◆ YOUR TASK:
Extract every line from the records below that contains the word "Tokens".

◆ Data tied to figure images:
────────────────
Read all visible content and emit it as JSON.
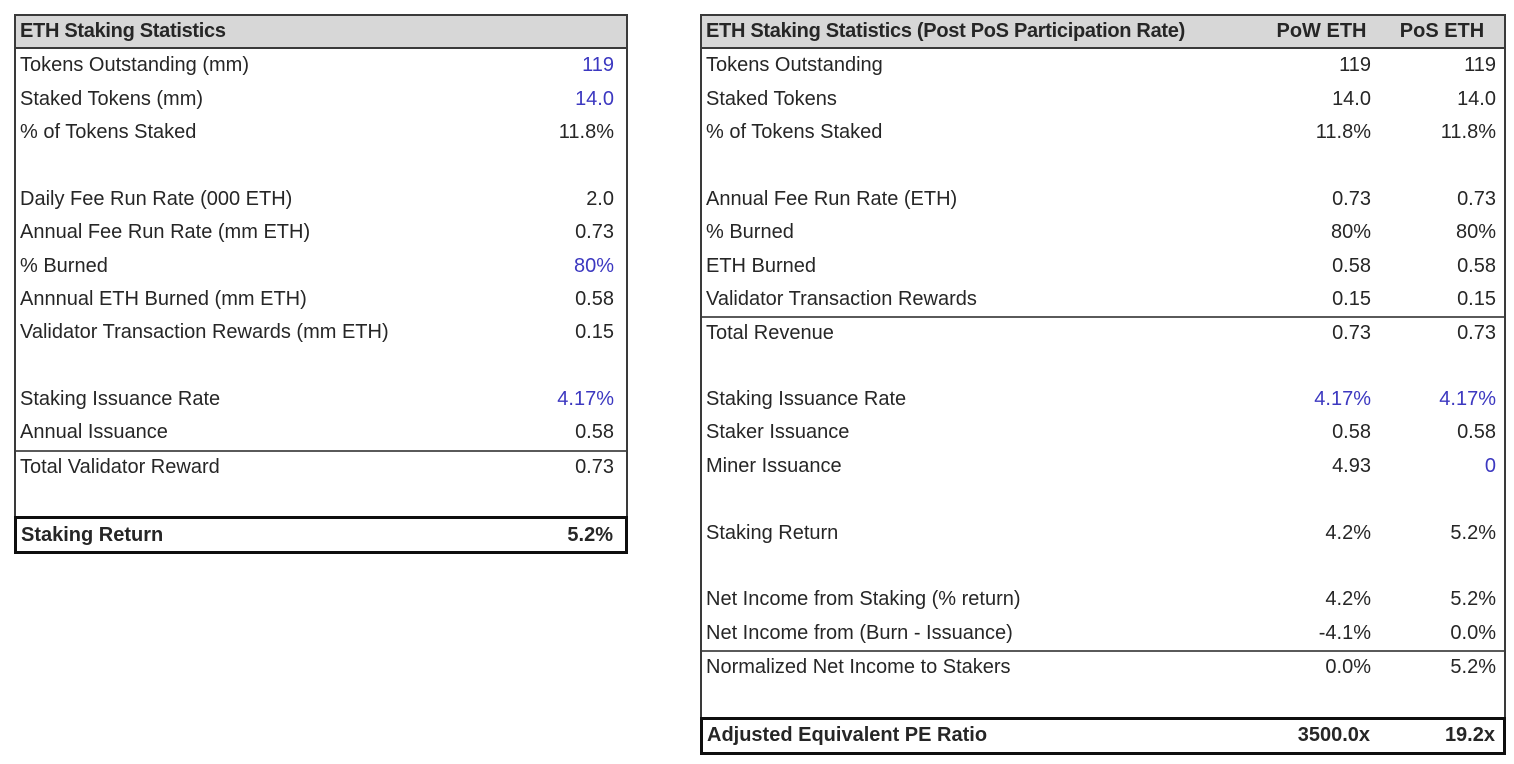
{
  "colors": {
    "accent_blue": "#3c38c0",
    "header_bg": "#d7d7d7",
    "text": "#262626",
    "outer_border": "#3a3a3a"
  },
  "left_table": {
    "title": "ETH Staking Statistics",
    "rows": [
      {
        "label": "Tokens Outstanding (mm)",
        "value": "119",
        "blue": true
      },
      {
        "label": "Staked Tokens (mm)",
        "value": "14.0",
        "blue": true
      },
      {
        "label": "% of Tokens Staked",
        "value": "11.8%"
      },
      {
        "blank": true
      },
      {
        "label": "Daily Fee Run Rate (000 ETH)",
        "value": "2.0"
      },
      {
        "label": "Annual Fee Run Rate (mm ETH)",
        "value": "0.73"
      },
      {
        "label": "% Burned",
        "value": "80%",
        "blue": true
      },
      {
        "label": "Annnual ETH Burned (mm ETH)",
        "value": "0.58"
      },
      {
        "label": "Validator Transaction Rewards (mm ETH)",
        "value": "0.15"
      },
      {
        "blank": true
      },
      {
        "label": "Staking Issuance Rate",
        "value": "4.17%",
        "blue": true
      },
      {
        "label": "Annual Issuance",
        "value": "0.58"
      },
      {
        "label": "Total Validator Reward",
        "value": "0.73",
        "top_border": true
      },
      {
        "blank": true
      },
      {
        "label": "Staking Return",
        "value": "5.2%",
        "bold": true,
        "box": true
      }
    ]
  },
  "right_table": {
    "title": "ETH Staking Statistics (Post PoS Participation Rate)",
    "col1": "PoW ETH",
    "col2": "PoS ETH",
    "rows": [
      {
        "label": "Tokens Outstanding",
        "pow": "119",
        "pos": "119"
      },
      {
        "label": "Staked Tokens",
        "pow": "14.0",
        "pos": "14.0"
      },
      {
        "label": "% of Tokens Staked",
        "pow": "11.8%",
        "pos": "11.8%"
      },
      {
        "blank": true
      },
      {
        "label": "Annual Fee Run Rate (ETH)",
        "pow": "0.73",
        "pos": "0.73"
      },
      {
        "label": "% Burned",
        "pow": "80%",
        "pos": "80%"
      },
      {
        "label": "ETH Burned",
        "pow": "0.58",
        "pos": "0.58"
      },
      {
        "label": "Validator Transaction Rewards",
        "pow": "0.15",
        "pos": "0.15"
      },
      {
        "label": "Total Revenue",
        "pow": "0.73",
        "pos": "0.73",
        "top_border": true
      },
      {
        "blank": true
      },
      {
        "label": "Staking Issuance Rate",
        "pow": "4.17%",
        "pos": "4.17%",
        "pow_blue": true,
        "pos_blue": true
      },
      {
        "label": "Staker Issuance",
        "pow": "0.58",
        "pos": "0.58"
      },
      {
        "label": "Miner Issuance",
        "pow": "4.93",
        "pos": "0",
        "pos_blue": true
      },
      {
        "blank": true
      },
      {
        "label": "Staking Return",
        "pow": "4.2%",
        "pos": "5.2%"
      },
      {
        "blank": true
      },
      {
        "label": "Net Income from Staking (% return)",
        "pow": "4.2%",
        "pos": "5.2%"
      },
      {
        "label": "Net Income from (Burn - Issuance)",
        "pow": "-4.1%",
        "pos": "0.0%"
      },
      {
        "label": "Normalized Net Income to Stakers",
        "pow": "0.0%",
        "pos": "5.2%",
        "top_border": true
      },
      {
        "blank": true
      },
      {
        "label": "Adjusted Equivalent PE Ratio",
        "pow": "3500.0x",
        "pos": "19.2x",
        "bold": true,
        "box": true
      }
    ]
  }
}
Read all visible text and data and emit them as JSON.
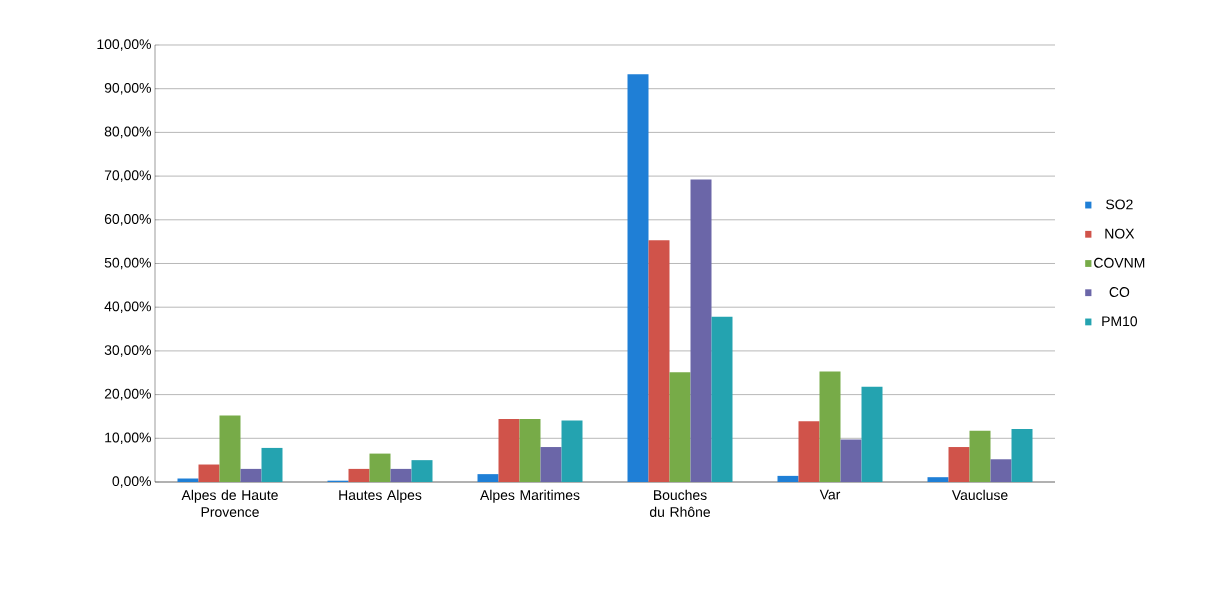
────────────────
◆ THE RESULT:
        "label": "Tokens Outstanding (mm)",
        "label": "Staked Tokens (mm)",
        "label": "% of Tokens Staked",
        "label": "Tokens Outstanding",
        "label": "Staked Tokens",
        "label": "% of Tokens Staked",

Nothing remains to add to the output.